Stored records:
***
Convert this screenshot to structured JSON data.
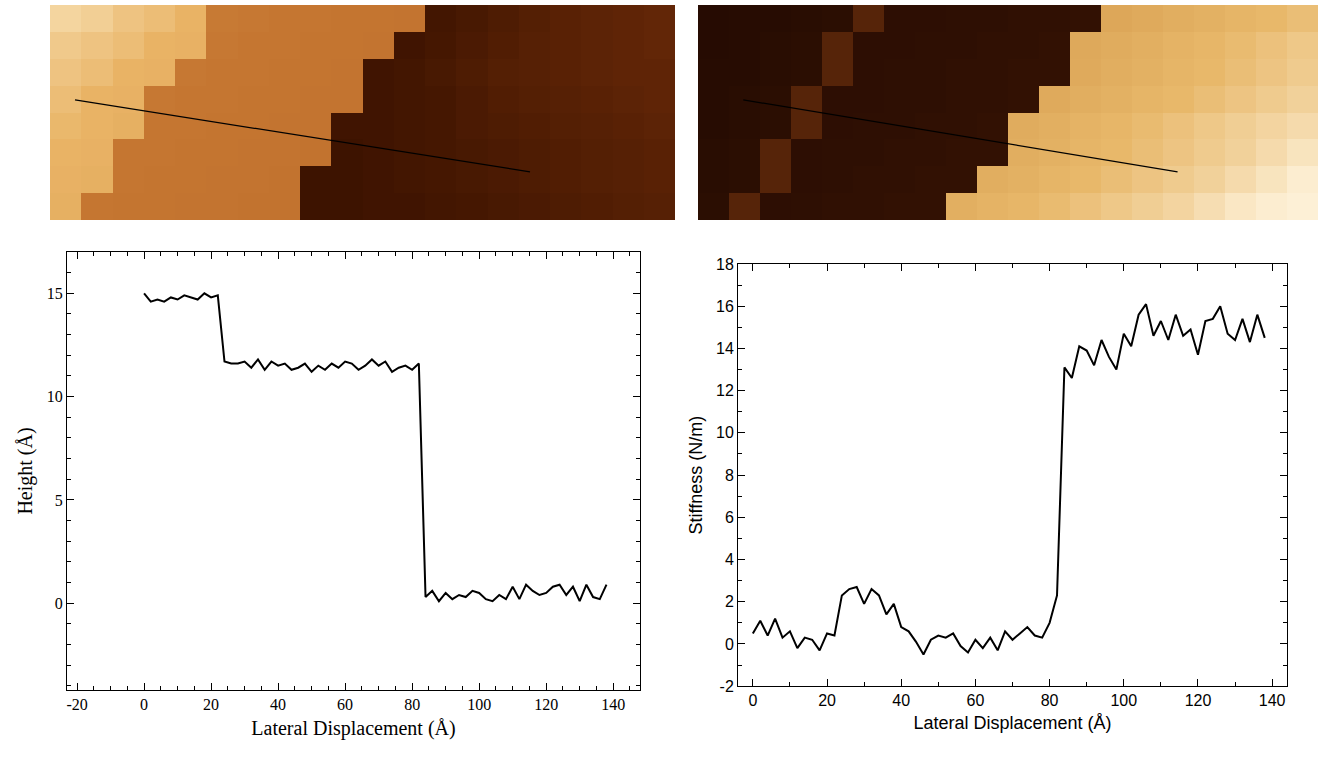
{
  "chart_data": [
    {
      "type": "heatmap",
      "cells": [
        [
          15.6,
          15.5,
          15.3,
          15.2,
          15.0,
          11.8,
          11.7,
          11.6,
          11.6,
          11.5,
          11.5,
          11.4,
          0.2,
          0.4,
          0.6,
          0.8,
          1.0,
          1.1,
          1.2,
          1.3
        ],
        [
          15.4,
          15.3,
          15.2,
          15.0,
          14.9,
          11.7,
          11.6,
          11.6,
          11.5,
          11.5,
          11.4,
          0.1,
          0.3,
          0.5,
          0.7,
          0.9,
          1.0,
          1.1,
          1.2,
          1.3
        ],
        [
          15.3,
          15.2,
          15.0,
          14.9,
          11.7,
          11.6,
          11.6,
          11.5,
          11.5,
          11.4,
          0.1,
          0.2,
          0.4,
          0.6,
          0.8,
          0.9,
          1.0,
          1.1,
          1.2,
          1.2
        ],
        [
          15.2,
          15.0,
          14.9,
          11.7,
          11.6,
          11.6,
          11.5,
          11.5,
          11.4,
          11.4,
          0.1,
          0.2,
          0.3,
          0.5,
          0.7,
          0.8,
          0.9,
          1.0,
          1.1,
          1.2
        ],
        [
          15.1,
          15.0,
          14.8,
          11.6,
          11.6,
          11.5,
          11.5,
          11.4,
          11.4,
          0.1,
          0.1,
          0.2,
          0.3,
          0.5,
          0.6,
          0.7,
          0.8,
          0.9,
          1.0,
          1.1
        ],
        [
          15.0,
          14.9,
          11.6,
          11.6,
          11.5,
          11.5,
          11.4,
          11.4,
          11.3,
          0.0,
          0.1,
          0.2,
          0.3,
          0.4,
          0.5,
          0.6,
          0.7,
          0.8,
          0.9,
          1.0
        ],
        [
          14.9,
          14.8,
          11.6,
          11.5,
          11.5,
          11.4,
          11.4,
          11.3,
          0.0,
          0.0,
          0.1,
          0.2,
          0.3,
          0.4,
          0.5,
          0.6,
          0.7,
          0.8,
          0.9,
          1.0
        ],
        [
          14.8,
          11.6,
          11.5,
          11.5,
          11.4,
          11.4,
          11.3,
          11.3,
          0.0,
          0.0,
          0.1,
          0.1,
          0.2,
          0.3,
          0.4,
          0.5,
          0.6,
          0.7,
          0.8,
          0.9
        ]
      ],
      "zlim": [
        0,
        16
      ],
      "profile_line": {
        "x": [
          0.3,
          14.86
        ],
        "y": [
          3.03,
          5.71
        ],
        "color": "#000000"
      },
      "xlim": [
        -0.5,
        19.5
      ],
      "ylim": [
        7.5,
        -0.5
      ],
      "tick_labels": false,
      "grid": false
    },
    {
      "type": "heatmap",
      "cells": [
        [
          0.0,
          0.1,
          0.1,
          0.2,
          0.3,
          2.0,
          0.4,
          0.4,
          0.5,
          0.5,
          0.6,
          0.6,
          0.7,
          14.2,
          14.4,
          14.6,
          14.8,
          15.0,
          15.2,
          15.4
        ],
        [
          0.0,
          0.1,
          0.2,
          0.3,
          2.0,
          0.4,
          0.4,
          0.5,
          0.5,
          0.6,
          0.6,
          0.7,
          14.3,
          14.5,
          14.7,
          14.9,
          15.1,
          15.3,
          15.5,
          15.7
        ],
        [
          0.1,
          0.1,
          0.2,
          0.3,
          2.0,
          0.4,
          0.5,
          0.5,
          0.6,
          0.6,
          0.7,
          0.7,
          14.4,
          14.6,
          14.8,
          15.0,
          15.2,
          15.4,
          15.6,
          15.8
        ],
        [
          0.1,
          0.2,
          0.3,
          2.0,
          0.4,
          0.4,
          0.5,
          0.5,
          0.6,
          0.6,
          0.7,
          14.4,
          14.6,
          14.8,
          15.0,
          15.2,
          15.4,
          15.6,
          15.8,
          16.0
        ],
        [
          0.1,
          0.2,
          0.3,
          2.0,
          0.4,
          0.5,
          0.5,
          0.6,
          0.6,
          0.7,
          14.5,
          14.7,
          14.9,
          15.1,
          15.3,
          15.5,
          15.7,
          15.9,
          16.1,
          16.3
        ],
        [
          0.2,
          0.3,
          2.0,
          0.4,
          0.5,
          0.5,
          0.6,
          0.6,
          0.7,
          0.7,
          14.6,
          14.8,
          15.0,
          15.2,
          15.4,
          15.6,
          15.8,
          16.0,
          16.3,
          16.6
        ],
        [
          0.2,
          0.3,
          2.0,
          0.4,
          0.5,
          0.6,
          0.6,
          0.7,
          0.7,
          14.6,
          14.8,
          15.0,
          15.2,
          15.4,
          15.6,
          15.8,
          16.0,
          16.3,
          16.6,
          16.9
        ],
        [
          0.3,
          2.0,
          0.4,
          0.5,
          0.6,
          0.6,
          0.7,
          0.7,
          14.7,
          14.9,
          15.1,
          15.3,
          15.5,
          15.7,
          15.9,
          16.1,
          16.4,
          16.7,
          16.9,
          17.0
        ]
      ],
      "zlim": [
        -1,
        17
      ],
      "profile_line": {
        "x": [
          0.96,
          14.97
        ],
        "y": [
          3.03,
          5.71
        ],
        "color": "#000000"
      },
      "xlim": [
        -0.5,
        19.5
      ],
      "ylim": [
        7.5,
        -0.5
      ],
      "tick_labels": false,
      "grid": false
    },
    {
      "type": "line",
      "xlabel": "Lateral Displacement (Å)",
      "ylabel": "Height (Å)",
      "x": [
        0,
        2,
        4,
        6,
        8,
        10,
        12,
        14,
        16,
        18,
        20,
        22,
        24,
        26,
        28,
        30,
        32,
        34,
        36,
        38,
        40,
        42,
        44,
        46,
        48,
        50,
        52,
        54,
        56,
        58,
        60,
        62,
        64,
        66,
        68,
        70,
        72,
        74,
        76,
        78,
        80,
        82,
        84,
        86,
        88,
        90,
        92,
        94,
        96,
        98,
        100,
        102,
        104,
        106,
        108,
        110,
        112,
        114,
        116,
        118,
        120,
        122,
        124,
        126,
        128,
        130,
        132,
        134,
        136,
        138
      ],
      "values": [
        15.0,
        14.6,
        14.7,
        14.6,
        14.8,
        14.7,
        14.9,
        14.8,
        14.7,
        15.0,
        14.8,
        14.9,
        11.7,
        11.6,
        11.6,
        11.7,
        11.4,
        11.8,
        11.3,
        11.7,
        11.5,
        11.6,
        11.3,
        11.4,
        11.6,
        11.2,
        11.5,
        11.3,
        11.6,
        11.4,
        11.7,
        11.6,
        11.3,
        11.5,
        11.8,
        11.5,
        11.7,
        11.2,
        11.4,
        11.5,
        11.3,
        11.6,
        0.3,
        0.6,
        0.1,
        0.5,
        0.2,
        0.4,
        0.3,
        0.6,
        0.5,
        0.2,
        0.1,
        0.4,
        0.2,
        0.8,
        0.2,
        0.9,
        0.6,
        0.4,
        0.5,
        0.8,
        0.9,
        0.4,
        0.8,
        0.1,
        0.9,
        0.3,
        0.2,
        0.9
      ],
      "color": "#000000",
      "xlim": [
        -23,
        148
      ],
      "xticks": [
        -20,
        0,
        20,
        40,
        60,
        80,
        100,
        120,
        140
      ],
      "ylim": [
        -4.2,
        17
      ],
      "yticks": [
        0,
        5,
        10,
        15
      ],
      "grid": false
    },
    {
      "type": "line",
      "xlabel": "Lateral Displacement (Å)",
      "ylabel": "Stiffness (N/m)",
      "x": [
        0,
        2,
        4,
        6,
        8,
        10,
        12,
        14,
        16,
        18,
        20,
        22,
        24,
        26,
        28,
        30,
        32,
        34,
        36,
        38,
        40,
        42,
        44,
        46,
        48,
        50,
        52,
        54,
        56,
        58,
        60,
        62,
        64,
        66,
        68,
        70,
        72,
        74,
        76,
        78,
        80,
        82,
        84,
        86,
        88,
        90,
        92,
        94,
        96,
        98,
        100,
        102,
        104,
        106,
        108,
        110,
        112,
        114,
        116,
        118,
        120,
        122,
        124,
        126,
        128,
        130,
        132,
        134,
        136,
        138
      ],
      "values": [
        0.5,
        1.1,
        0.4,
        1.2,
        0.3,
        0.6,
        -0.2,
        0.3,
        0.2,
        -0.3,
        0.5,
        0.4,
        2.3,
        2.6,
        2.7,
        1.9,
        2.6,
        2.3,
        1.4,
        1.9,
        0.8,
        0.6,
        0.1,
        -0.5,
        0.2,
        0.4,
        0.3,
        0.5,
        -0.1,
        -0.4,
        0.2,
        -0.2,
        0.3,
        -0.3,
        0.6,
        0.2,
        0.5,
        0.8,
        0.4,
        0.3,
        1.0,
        2.3,
        13.1,
        12.6,
        14.1,
        13.9,
        13.2,
        14.4,
        13.6,
        13.0,
        14.7,
        14.1,
        15.6,
        16.1,
        14.6,
        15.3,
        14.4,
        15.6,
        14.6,
        14.9,
        13.7,
        15.3,
        15.4,
        16.0,
        14.7,
        14.4,
        15.4,
        14.3,
        15.6,
        14.5
      ],
      "color": "#000000",
      "xlim": [
        -4,
        144
      ],
      "xticks": [
        0,
        20,
        40,
        60,
        80,
        100,
        120,
        140
      ],
      "ylim": [
        -2,
        18
      ],
      "yticks": [
        -2,
        0,
        2,
        4,
        6,
        8,
        10,
        12,
        14,
        16,
        18
      ],
      "grid": false
    }
  ]
}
***
**Your instructions:**
Find the word "ylabel" in the material, then list each line that holds it.

**Task response:**
      "ylabel": "Height (Å)",
      "ylabel": "Stiffness (N/m)",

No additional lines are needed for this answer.